(Stored items from a collection)
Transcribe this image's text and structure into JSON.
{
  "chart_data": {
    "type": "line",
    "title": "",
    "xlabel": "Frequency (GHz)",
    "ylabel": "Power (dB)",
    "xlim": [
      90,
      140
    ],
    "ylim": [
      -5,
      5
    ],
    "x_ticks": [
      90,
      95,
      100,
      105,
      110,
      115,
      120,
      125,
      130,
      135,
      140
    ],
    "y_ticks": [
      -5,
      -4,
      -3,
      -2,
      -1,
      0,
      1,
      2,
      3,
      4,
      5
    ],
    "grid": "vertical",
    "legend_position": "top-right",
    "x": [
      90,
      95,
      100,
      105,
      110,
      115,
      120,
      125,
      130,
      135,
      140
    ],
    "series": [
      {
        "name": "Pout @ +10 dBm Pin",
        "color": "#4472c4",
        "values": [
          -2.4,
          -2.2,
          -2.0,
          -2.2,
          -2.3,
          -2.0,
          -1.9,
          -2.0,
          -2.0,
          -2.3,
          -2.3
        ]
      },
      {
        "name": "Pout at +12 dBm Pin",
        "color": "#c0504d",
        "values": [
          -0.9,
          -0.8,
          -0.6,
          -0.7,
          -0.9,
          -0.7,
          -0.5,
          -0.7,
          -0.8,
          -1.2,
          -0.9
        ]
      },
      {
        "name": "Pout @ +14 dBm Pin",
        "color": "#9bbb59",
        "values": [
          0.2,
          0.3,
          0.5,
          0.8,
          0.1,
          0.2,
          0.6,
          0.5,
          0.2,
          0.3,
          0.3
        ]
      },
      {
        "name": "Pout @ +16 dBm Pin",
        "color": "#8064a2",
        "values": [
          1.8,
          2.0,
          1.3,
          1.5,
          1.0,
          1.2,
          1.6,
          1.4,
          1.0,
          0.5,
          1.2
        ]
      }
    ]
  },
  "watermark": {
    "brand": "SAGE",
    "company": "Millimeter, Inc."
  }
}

**PROBLEM REQUIREMENTS:**
Search the lines above for the string "name" and copy each line that has it.

**WRITTEN RESPONSE:**
        "name": "Pout @ +10 dBm Pin",
        "name": "Pout at +12 dBm Pin",
        "name": "Pout @ +14 dBm Pin",
        "name": "Pout @ +16 dBm Pin",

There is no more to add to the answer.